*** Exercise data

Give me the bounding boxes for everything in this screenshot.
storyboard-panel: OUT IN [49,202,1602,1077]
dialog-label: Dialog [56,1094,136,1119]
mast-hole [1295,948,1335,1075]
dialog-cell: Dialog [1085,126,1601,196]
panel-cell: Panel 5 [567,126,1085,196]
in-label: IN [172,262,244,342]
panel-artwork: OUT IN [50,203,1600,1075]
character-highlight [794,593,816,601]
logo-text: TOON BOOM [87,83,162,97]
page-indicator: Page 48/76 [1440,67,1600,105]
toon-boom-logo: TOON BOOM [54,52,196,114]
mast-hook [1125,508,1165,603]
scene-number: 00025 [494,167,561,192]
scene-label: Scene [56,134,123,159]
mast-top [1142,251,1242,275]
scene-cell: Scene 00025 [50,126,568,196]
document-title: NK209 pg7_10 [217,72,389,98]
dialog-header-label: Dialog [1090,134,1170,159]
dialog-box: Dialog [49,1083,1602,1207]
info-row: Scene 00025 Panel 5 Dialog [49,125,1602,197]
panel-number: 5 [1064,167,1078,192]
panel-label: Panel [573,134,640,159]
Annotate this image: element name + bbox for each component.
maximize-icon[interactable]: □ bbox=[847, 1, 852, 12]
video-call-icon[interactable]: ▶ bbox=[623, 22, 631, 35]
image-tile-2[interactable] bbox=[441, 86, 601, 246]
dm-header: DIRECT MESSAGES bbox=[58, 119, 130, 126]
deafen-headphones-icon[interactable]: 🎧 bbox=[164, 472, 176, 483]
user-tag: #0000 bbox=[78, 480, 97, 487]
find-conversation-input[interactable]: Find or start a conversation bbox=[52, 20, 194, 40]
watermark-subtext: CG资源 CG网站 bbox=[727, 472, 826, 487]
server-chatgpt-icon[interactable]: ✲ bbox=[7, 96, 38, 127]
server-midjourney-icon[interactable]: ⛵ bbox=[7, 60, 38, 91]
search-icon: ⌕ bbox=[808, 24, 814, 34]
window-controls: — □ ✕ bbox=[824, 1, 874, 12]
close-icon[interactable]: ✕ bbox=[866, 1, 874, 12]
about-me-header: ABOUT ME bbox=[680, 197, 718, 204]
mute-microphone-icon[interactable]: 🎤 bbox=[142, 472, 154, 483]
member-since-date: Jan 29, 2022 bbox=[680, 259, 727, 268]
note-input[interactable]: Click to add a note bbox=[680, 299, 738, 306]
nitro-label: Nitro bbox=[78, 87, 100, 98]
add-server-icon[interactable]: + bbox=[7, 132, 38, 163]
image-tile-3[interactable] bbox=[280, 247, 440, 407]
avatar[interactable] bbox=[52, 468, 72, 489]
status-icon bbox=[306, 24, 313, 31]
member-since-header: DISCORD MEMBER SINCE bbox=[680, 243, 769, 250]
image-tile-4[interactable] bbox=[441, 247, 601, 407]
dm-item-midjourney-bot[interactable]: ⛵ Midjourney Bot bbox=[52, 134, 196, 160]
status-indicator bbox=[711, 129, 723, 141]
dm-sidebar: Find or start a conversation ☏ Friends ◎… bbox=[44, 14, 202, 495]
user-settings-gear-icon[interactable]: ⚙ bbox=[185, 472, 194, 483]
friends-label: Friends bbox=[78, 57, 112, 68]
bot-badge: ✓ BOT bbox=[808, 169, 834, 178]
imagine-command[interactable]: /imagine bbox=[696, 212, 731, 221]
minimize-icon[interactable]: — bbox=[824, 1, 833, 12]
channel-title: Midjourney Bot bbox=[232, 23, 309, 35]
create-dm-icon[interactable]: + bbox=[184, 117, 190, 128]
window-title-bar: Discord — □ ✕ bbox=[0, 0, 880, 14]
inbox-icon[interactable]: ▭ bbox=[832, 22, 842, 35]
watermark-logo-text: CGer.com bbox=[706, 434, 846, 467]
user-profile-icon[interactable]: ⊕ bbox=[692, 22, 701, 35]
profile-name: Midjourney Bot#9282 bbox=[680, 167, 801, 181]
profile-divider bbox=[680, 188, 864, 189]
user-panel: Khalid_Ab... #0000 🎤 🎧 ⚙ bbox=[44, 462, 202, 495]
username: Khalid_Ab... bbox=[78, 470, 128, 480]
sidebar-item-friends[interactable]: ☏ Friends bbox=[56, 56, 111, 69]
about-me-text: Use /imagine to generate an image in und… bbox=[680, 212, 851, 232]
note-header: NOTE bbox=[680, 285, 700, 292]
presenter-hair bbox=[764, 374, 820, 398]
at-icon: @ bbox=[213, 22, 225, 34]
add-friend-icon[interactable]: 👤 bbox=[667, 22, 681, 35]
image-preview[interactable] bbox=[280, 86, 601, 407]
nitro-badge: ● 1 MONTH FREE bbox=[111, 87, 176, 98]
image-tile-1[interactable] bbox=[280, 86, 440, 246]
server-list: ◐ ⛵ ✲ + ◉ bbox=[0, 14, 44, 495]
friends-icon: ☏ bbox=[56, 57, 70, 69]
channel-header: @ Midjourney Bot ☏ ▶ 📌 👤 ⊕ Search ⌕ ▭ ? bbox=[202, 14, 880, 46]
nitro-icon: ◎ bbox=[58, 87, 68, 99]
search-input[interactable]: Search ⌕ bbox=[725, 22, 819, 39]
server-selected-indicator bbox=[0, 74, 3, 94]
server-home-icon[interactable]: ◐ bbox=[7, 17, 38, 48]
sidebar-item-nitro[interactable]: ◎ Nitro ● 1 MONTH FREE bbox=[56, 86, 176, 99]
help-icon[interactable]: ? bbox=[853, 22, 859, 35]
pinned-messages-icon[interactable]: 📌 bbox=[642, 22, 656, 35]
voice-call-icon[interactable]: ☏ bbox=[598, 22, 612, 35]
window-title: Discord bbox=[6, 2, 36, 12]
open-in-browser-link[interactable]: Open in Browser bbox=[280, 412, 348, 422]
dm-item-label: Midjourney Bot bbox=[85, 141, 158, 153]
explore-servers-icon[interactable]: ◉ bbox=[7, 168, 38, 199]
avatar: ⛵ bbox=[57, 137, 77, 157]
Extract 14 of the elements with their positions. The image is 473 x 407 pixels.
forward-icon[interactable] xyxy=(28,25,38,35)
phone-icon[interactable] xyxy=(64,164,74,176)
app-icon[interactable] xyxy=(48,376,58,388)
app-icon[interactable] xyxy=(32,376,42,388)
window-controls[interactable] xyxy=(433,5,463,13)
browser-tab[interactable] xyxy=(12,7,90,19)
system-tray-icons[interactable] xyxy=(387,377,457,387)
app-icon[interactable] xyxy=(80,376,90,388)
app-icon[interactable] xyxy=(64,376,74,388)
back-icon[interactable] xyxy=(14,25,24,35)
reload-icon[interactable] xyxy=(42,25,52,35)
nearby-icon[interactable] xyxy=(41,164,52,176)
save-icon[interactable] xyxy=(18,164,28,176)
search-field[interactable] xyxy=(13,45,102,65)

******

- _Short exercise_:
Please write out the data above again, substituting "taskbar-icon" for every "app-icon" and leaving everything else unchanged.

- _Final answer_:
Give me the bounding boxes for everything in this screenshot.
storyboard-panel: OUT IN [49,202,1602,1077]
dialog-label: Dialog [56,1094,136,1119]
mast-hole [1295,948,1335,1075]
dialog-cell: Dialog [1085,126,1601,196]
panel-cell: Panel 5 [567,126,1085,196]
in-label: IN [172,262,244,342]
panel-artwork: OUT IN [50,203,1600,1075]
character-highlight [794,593,816,601]
logo-text: TOON BOOM [87,83,162,97]
page-indicator: Page 48/76 [1440,67,1600,105]
toon-boom-logo: TOON BOOM [54,52,196,114]
mast-hook [1125,508,1165,603]
scene-number: 00025 [494,167,561,192]
scene-label: Scene [56,134,123,159]
mast-top [1142,251,1242,275]
scene-cell: Scene 00025 [50,126,568,196]
document-title: NK209 pg7_10 [217,72,389,98]
dialog-header-label: Dialog [1090,134,1170,159]
dialog-box: Dialog [49,1083,1602,1207]
info-row: Scene 00025 Panel 5 Dialog [49,125,1602,197]
panel-number: 5 [1064,167,1078,192]
panel-label: Panel [573,134,640,159]
Annotate this image: element name + bbox for each component.
maximize-icon[interactable]: □ bbox=[847, 1, 852, 12]
video-call-icon[interactable]: ▶ bbox=[623, 22, 631, 35]
image-tile-2[interactable] bbox=[441, 86, 601, 246]
dm-header: DIRECT MESSAGES bbox=[58, 119, 130, 126]
deafen-headphones-icon[interactable]: 🎧 bbox=[164, 472, 176, 483]
user-tag: #0000 bbox=[78, 480, 97, 487]
find-conversation-input[interactable]: Find or start a conversation bbox=[52, 20, 194, 40]
watermark-subtext: CG资源 CG网站 bbox=[727, 472, 826, 487]
server-chatgpt-icon[interactable]: ✲ bbox=[7, 96, 38, 127]
server-midjourney-icon[interactable]: ⛵ bbox=[7, 60, 38, 91]
search-icon: ⌕ bbox=[808, 24, 814, 34]
window-controls: — □ ✕ bbox=[824, 1, 874, 12]
close-icon[interactable]: ✕ bbox=[866, 1, 874, 12]
about-me-header: ABOUT ME bbox=[680, 197, 718, 204]
mute-microphone-icon[interactable]: 🎤 bbox=[142, 472, 154, 483]
member-since-date: Jan 29, 2022 bbox=[680, 259, 727, 268]
note-input[interactable]: Click to add a note bbox=[680, 299, 738, 306]
nitro-label: Nitro bbox=[78, 87, 100, 98]
add-server-icon[interactable]: + bbox=[7, 132, 38, 163]
image-tile-3[interactable] bbox=[280, 247, 440, 407]
avatar[interactable] bbox=[52, 468, 72, 489]
status-icon bbox=[306, 24, 313, 31]
member-since-header: DISCORD MEMBER SINCE bbox=[680, 243, 769, 250]
image-tile-4[interactable] bbox=[441, 247, 601, 407]
dm-item-midjourney-bot[interactable]: ⛵ Midjourney Bot bbox=[52, 134, 196, 160]
status-indicator bbox=[711, 129, 723, 141]
dm-sidebar: Find or start a conversation ☏ Friends ◎… bbox=[44, 14, 202, 495]
user-settings-gear-icon[interactable]: ⚙ bbox=[185, 472, 194, 483]
friends-label: Friends bbox=[78, 57, 112, 68]
bot-badge: ✓ BOT bbox=[808, 169, 834, 178]
imagine-command[interactable]: /imagine bbox=[696, 212, 731, 221]
minimize-icon[interactable]: — bbox=[824, 1, 833, 12]
channel-title: Midjourney Bot bbox=[232, 23, 309, 35]
create-dm-icon[interactable]: + bbox=[184, 117, 190, 128]
window-title-bar: Discord — □ ✕ bbox=[0, 0, 880, 14]
inbox-icon[interactable]: ▭ bbox=[832, 22, 842, 35]
watermark-logo-text: CGer.com bbox=[706, 434, 846, 467]
user-profile-icon[interactable]: ⊕ bbox=[692, 22, 701, 35]
profile-name: Midjourney Bot#9282 bbox=[680, 167, 801, 181]
profile-divider bbox=[680, 188, 864, 189]
user-panel: Khalid_Ab... #0000 🎤 🎧 ⚙ bbox=[44, 462, 202, 495]
username: Khalid_Ab... bbox=[78, 470, 128, 480]
sidebar-item-friends[interactable]: ☏ Friends bbox=[56, 56, 111, 69]
about-me-text: Use /imagine to generate an image in und… bbox=[680, 212, 851, 232]
note-header: NOTE bbox=[680, 285, 700, 292]
presenter-hair bbox=[764, 374, 820, 398]
at-icon: @ bbox=[213, 22, 225, 34]
add-friend-icon[interactable]: 👤 bbox=[667, 22, 681, 35]
image-preview[interactable] bbox=[280, 86, 601, 407]
nitro-badge: ● 1 MONTH FREE bbox=[111, 87, 176, 98]
image-tile-1[interactable] bbox=[280, 86, 440, 246]
server-list: ◐ ⛵ ✲ + ◉ bbox=[0, 14, 44, 495]
friends-icon: ☏ bbox=[56, 57, 70, 69]
channel-header: @ Midjourney Bot ☏ ▶ 📌 👤 ⊕ Search ⌕ ▭ ? bbox=[202, 14, 880, 46]
nitro-icon: ◎ bbox=[58, 87, 68, 99]
search-input[interactable]: Search ⌕ bbox=[725, 22, 819, 39]
server-selected-indicator bbox=[0, 74, 3, 94]
server-home-icon[interactable]: ◐ bbox=[7, 17, 38, 48]
sidebar-item-nitro[interactable]: ◎ Nitro ● 1 MONTH FREE bbox=[56, 86, 176, 99]
help-icon[interactable]: ? bbox=[853, 22, 859, 35]
pinned-messages-icon[interactable]: 📌 bbox=[642, 22, 656, 35]
voice-call-icon[interactable]: ☏ bbox=[598, 22, 612, 35]
window-title: Discord bbox=[6, 2, 36, 12]
open-in-browser-link[interactable]: Open in Browser bbox=[280, 412, 348, 422]
dm-item-label: Midjourney Bot bbox=[85, 141, 158, 153]
explore-servers-icon[interactable]: ◉ bbox=[7, 168, 38, 199]
avatar: ⛵ bbox=[57, 137, 77, 157]
Extract 14 of the elements with their positions. The image is 473 x 407 pixels.
forward-icon[interactable] xyxy=(28,25,38,35)
phone-icon[interactable] xyxy=(64,164,74,176)
taskbar-icon[interactable] xyxy=(48,376,58,388)
taskbar-icon[interactable] xyxy=(32,376,42,388)
window-controls[interactable] xyxy=(433,5,463,13)
browser-tab[interactable] xyxy=(12,7,90,19)
system-tray-icons[interactable] xyxy=(387,377,457,387)
taskbar-icon[interactable] xyxy=(80,376,90,388)
taskbar-icon[interactable] xyxy=(64,376,74,388)
back-icon[interactable] xyxy=(14,25,24,35)
reload-icon[interactable] xyxy=(42,25,52,35)
nearby-icon[interactable] xyxy=(41,164,52,176)
save-icon[interactable] xyxy=(18,164,28,176)
search-field[interactable] xyxy=(13,45,102,65)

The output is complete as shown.